▶ _REQUIREMENTS_
Can you retype every record below exactly as written?

▶ _EXERCISE DATA_
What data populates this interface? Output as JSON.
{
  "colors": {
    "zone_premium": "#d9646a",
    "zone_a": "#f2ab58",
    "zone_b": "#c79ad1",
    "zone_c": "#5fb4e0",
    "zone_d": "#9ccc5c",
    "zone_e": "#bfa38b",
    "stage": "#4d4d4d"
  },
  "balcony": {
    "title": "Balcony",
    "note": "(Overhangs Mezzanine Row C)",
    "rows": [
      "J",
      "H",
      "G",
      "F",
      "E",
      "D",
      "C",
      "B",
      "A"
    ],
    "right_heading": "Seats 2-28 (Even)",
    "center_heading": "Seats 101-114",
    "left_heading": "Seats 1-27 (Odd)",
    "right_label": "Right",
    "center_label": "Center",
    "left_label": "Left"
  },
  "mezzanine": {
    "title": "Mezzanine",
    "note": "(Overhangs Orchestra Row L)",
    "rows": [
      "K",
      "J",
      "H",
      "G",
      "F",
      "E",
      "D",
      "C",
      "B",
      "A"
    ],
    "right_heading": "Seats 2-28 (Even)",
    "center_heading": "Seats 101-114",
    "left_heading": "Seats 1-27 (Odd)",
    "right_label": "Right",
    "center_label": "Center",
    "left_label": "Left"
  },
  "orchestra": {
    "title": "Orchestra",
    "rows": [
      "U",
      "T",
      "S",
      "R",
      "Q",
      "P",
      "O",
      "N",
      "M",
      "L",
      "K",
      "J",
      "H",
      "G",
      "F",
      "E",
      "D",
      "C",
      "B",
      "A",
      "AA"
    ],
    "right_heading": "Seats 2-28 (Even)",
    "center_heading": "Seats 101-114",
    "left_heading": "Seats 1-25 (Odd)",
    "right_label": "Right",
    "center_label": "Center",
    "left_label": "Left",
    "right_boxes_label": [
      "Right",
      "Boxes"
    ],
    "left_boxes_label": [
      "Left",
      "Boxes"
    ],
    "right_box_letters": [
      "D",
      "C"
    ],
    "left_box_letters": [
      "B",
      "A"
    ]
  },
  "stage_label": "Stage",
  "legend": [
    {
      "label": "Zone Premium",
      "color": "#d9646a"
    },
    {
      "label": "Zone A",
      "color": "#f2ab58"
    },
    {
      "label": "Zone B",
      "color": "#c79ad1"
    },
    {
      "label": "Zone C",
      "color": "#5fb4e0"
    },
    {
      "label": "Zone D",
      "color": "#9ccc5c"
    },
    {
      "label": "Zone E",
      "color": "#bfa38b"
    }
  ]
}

▶ _REPLY TO THE EXERCISE_
What data populates this interface? Output as JSON.
{
  "colors": {
    "zone_premium": "#d9646a",
    "zone_a": "#f2ab58",
    "zone_b": "#c79ad1",
    "zone_c": "#5fb4e0",
    "zone_d": "#9ccc5c",
    "zone_e": "#bfa38b",
    "stage": "#4d4d4d"
  },
  "balcony": {
    "title": "Balcony",
    "note": "(Overhangs Mezzanine Row C)",
    "rows": [
      "J",
      "H",
      "G",
      "F",
      "E",
      "D",
      "C",
      "B",
      "A"
    ],
    "right_heading": "Seats 2-28 (Even)",
    "center_heading": "Seats 101-114",
    "left_heading": "Seats 1-27 (Odd)",
    "right_label": "Right",
    "center_label": "Center",
    "left_label": "Left"
  },
  "mezzanine": {
    "title": "Mezzanine",
    "note": "(Overhangs Orchestra Row L)",
    "rows": [
      "K",
      "J",
      "H",
      "G",
      "F",
      "E",
      "D",
      "C",
      "B",
      "A"
    ],
    "right_heading": "Seats 2-28 (Even)",
    "center_heading": "Seats 101-114",
    "left_heading": "Seats 1-27 (Odd)",
    "right_label": "Right",
    "center_label": "Center",
    "left_label": "Left"
  },
  "orchestra": {
    "title": "Orchestra",
    "rows": [
      "U",
      "T",
      "S",
      "R",
      "Q",
      "P",
      "O",
      "N",
      "M",
      "L",
      "K",
      "J",
      "H",
      "G",
      "F",
      "E",
      "D",
      "C",
      "B",
      "A",
      "AA"
    ],
    "right_heading": "Seats 2-28 (Even)",
    "center_heading": "Seats 101-114",
    "left_heading": "Seats 1-25 (Odd)",
    "right_label": "Right",
    "center_label": "Center",
    "left_label": "Left",
    "right_boxes_label": [
      "Right",
      "Boxes"
    ],
    "left_boxes_label": [
      "Left",
      "Boxes"
    ],
    "right_box_letters": [
      "D",
      "C"
    ],
    "left_box_letters": [
      "B",
      "A"
    ]
  },
  "stage_label": "Stage",
  "legend": [
    {
      "label": "Zone Premium",
      "color": "#d9646a"
    },
    {
      "label": "Zone A",
      "color": "#f2ab58"
    },
    {
      "label": "Zone B",
      "color": "#c79ad1"
    },
    {
      "label": "Zone C",
      "color": "#5fb4e0"
    },
    {
      "label": "Zone D",
      "color": "#9ccc5c"
    },
    {
      "label": "Zone E",
      "color": "#bfa38b"
    }
  ]
}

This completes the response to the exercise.